• _What you need to do_:
Check each line below for the word "kultūros", and copy those that have it.
__________
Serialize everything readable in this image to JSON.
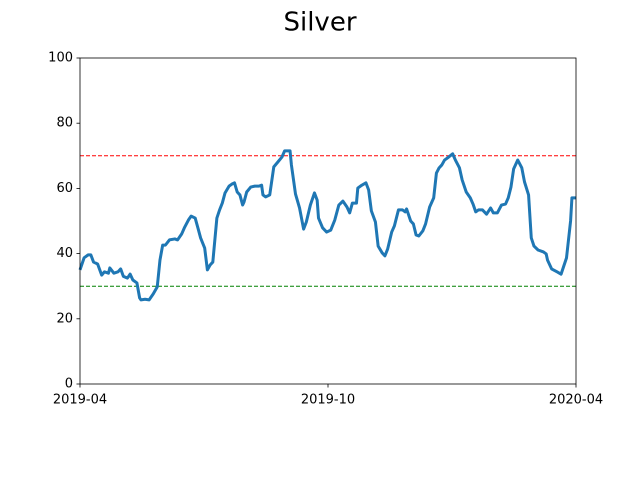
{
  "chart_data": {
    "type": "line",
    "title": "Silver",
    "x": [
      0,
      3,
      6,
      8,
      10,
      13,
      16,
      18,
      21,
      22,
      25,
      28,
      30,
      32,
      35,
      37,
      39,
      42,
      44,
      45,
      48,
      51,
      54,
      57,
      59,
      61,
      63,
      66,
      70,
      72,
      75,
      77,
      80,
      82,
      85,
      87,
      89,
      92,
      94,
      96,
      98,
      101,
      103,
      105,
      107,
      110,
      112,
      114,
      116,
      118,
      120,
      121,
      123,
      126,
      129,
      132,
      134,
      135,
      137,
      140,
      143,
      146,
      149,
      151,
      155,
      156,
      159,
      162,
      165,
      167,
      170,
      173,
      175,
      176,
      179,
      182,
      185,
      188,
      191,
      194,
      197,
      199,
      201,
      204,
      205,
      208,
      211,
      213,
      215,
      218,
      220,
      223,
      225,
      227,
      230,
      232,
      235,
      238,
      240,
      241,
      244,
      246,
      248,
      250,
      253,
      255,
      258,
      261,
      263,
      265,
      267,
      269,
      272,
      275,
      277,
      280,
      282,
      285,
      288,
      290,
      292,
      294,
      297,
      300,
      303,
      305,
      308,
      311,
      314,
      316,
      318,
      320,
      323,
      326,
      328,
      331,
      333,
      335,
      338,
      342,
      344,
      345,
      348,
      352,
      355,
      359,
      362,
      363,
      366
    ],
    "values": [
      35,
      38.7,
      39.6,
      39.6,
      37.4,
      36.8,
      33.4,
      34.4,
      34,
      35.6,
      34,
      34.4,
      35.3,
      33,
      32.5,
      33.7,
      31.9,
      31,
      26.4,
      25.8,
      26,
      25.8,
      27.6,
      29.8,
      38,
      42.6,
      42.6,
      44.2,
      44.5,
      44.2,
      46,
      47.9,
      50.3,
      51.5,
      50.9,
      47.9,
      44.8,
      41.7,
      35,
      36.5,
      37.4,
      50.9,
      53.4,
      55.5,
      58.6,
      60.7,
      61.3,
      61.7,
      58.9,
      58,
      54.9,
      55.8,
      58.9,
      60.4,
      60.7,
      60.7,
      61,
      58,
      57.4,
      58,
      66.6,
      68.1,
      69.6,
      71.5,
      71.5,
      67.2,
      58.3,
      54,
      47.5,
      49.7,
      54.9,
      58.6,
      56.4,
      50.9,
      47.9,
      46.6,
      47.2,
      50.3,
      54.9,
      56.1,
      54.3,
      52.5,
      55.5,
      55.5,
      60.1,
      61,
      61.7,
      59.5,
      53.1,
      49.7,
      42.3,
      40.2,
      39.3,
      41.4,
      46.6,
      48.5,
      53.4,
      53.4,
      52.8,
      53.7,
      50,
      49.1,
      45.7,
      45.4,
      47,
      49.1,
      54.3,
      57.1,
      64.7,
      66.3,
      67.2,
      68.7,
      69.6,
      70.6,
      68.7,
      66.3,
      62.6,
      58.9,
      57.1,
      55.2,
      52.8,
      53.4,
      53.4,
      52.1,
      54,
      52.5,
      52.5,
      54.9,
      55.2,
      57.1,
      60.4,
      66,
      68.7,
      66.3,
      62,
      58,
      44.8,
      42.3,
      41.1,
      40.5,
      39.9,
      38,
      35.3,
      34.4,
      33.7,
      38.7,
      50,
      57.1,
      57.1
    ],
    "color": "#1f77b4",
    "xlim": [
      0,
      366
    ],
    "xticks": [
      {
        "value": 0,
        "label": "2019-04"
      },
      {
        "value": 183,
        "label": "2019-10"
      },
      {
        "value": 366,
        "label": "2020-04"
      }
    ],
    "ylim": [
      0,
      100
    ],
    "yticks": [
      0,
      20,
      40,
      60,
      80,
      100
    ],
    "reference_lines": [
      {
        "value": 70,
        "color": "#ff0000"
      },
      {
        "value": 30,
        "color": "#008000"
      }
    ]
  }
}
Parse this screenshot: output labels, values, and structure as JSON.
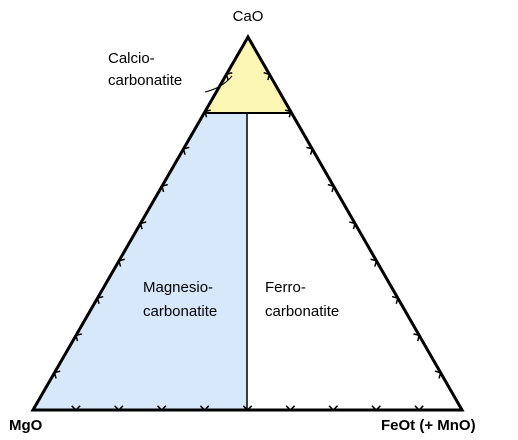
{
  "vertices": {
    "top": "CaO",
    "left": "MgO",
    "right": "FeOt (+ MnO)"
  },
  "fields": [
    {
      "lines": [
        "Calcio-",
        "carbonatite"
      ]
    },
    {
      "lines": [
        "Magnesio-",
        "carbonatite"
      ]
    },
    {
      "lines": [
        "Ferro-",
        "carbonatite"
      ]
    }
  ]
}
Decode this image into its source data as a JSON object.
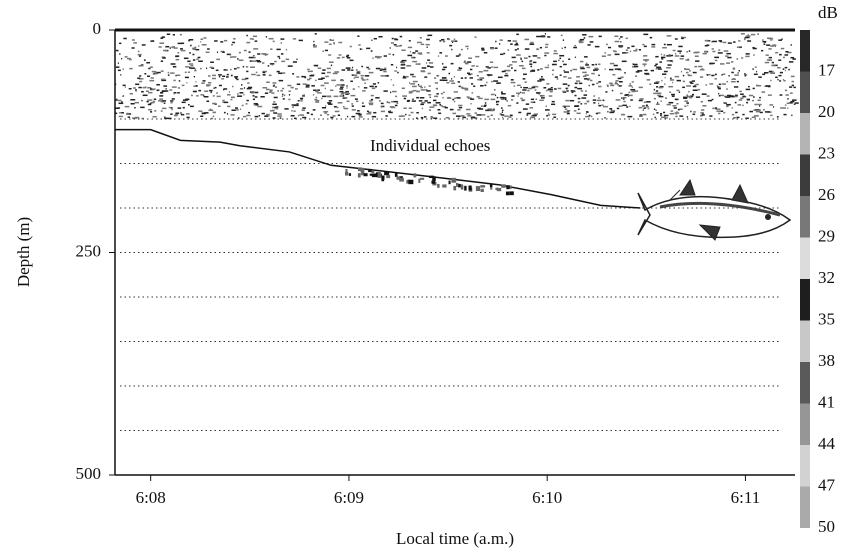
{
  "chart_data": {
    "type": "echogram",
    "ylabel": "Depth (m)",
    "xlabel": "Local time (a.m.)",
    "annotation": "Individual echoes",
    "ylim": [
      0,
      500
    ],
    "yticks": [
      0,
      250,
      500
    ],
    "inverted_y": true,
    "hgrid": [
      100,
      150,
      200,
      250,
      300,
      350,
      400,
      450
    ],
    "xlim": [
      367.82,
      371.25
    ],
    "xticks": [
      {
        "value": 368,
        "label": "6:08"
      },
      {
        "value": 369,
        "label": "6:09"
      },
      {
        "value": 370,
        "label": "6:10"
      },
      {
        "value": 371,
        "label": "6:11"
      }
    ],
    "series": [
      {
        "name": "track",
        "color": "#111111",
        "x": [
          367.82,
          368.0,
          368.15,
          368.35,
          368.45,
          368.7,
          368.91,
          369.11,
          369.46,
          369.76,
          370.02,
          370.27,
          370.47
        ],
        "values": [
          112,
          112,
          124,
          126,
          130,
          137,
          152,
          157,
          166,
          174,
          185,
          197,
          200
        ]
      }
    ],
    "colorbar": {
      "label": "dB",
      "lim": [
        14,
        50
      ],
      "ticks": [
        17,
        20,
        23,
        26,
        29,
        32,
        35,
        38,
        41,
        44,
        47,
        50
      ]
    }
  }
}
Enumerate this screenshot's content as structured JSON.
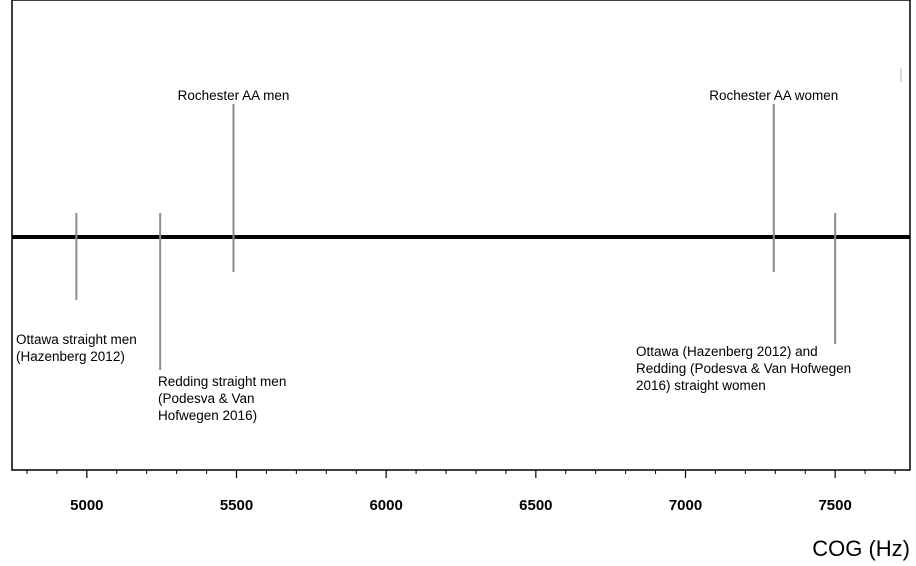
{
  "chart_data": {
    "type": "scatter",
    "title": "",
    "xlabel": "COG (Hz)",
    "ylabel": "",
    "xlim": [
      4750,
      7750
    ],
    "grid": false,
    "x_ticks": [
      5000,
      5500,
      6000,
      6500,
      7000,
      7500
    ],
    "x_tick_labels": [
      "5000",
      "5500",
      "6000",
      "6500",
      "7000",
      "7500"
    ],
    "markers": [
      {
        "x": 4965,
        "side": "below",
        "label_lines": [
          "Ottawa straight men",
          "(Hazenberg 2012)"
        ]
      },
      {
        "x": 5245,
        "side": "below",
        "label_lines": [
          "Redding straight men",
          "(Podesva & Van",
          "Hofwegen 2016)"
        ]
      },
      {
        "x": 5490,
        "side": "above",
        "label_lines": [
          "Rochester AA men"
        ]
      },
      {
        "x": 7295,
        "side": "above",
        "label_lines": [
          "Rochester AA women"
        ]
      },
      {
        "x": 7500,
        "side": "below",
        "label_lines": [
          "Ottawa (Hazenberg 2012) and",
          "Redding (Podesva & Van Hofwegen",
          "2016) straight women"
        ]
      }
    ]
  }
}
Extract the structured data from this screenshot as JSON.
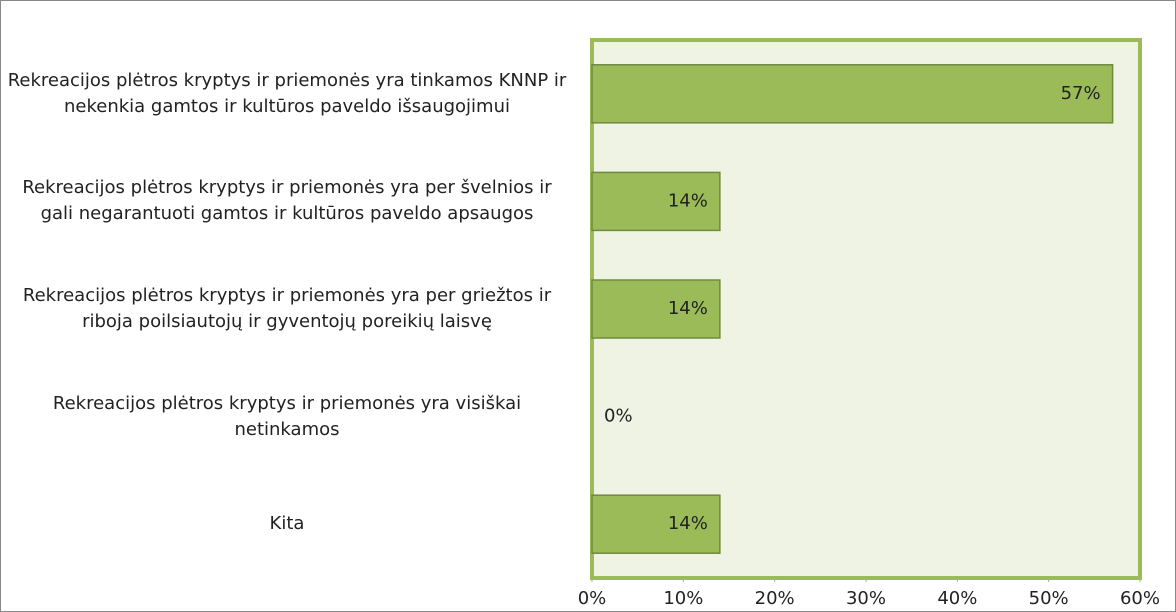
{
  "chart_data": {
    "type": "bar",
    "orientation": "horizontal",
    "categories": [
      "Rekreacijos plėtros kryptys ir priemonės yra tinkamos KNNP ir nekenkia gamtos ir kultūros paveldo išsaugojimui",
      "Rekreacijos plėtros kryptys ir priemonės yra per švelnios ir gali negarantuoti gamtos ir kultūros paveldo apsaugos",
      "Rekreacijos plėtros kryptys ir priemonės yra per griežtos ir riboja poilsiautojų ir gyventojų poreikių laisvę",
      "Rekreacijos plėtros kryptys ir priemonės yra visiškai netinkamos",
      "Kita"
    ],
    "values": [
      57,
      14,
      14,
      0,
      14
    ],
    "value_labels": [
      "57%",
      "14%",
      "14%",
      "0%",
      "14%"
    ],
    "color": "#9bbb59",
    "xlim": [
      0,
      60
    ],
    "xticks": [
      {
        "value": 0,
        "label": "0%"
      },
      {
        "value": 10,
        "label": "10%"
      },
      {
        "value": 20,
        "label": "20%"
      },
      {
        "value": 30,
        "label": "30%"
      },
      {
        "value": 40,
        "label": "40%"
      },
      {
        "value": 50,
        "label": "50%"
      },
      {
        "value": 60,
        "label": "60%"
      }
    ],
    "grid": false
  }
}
__________
• _Exercise answer_:
      "Rekreacijos plėtros kryptys ir priemonės yra tinkamos KNNP ir nekenkia gamtos ir kultūros paveldo išsaugojimui",
      "Rekreacijos plėtros kryptys ir priemonės yra per švelnios ir gali negarantuoti gamtos ir kultūros paveldo apsaugos",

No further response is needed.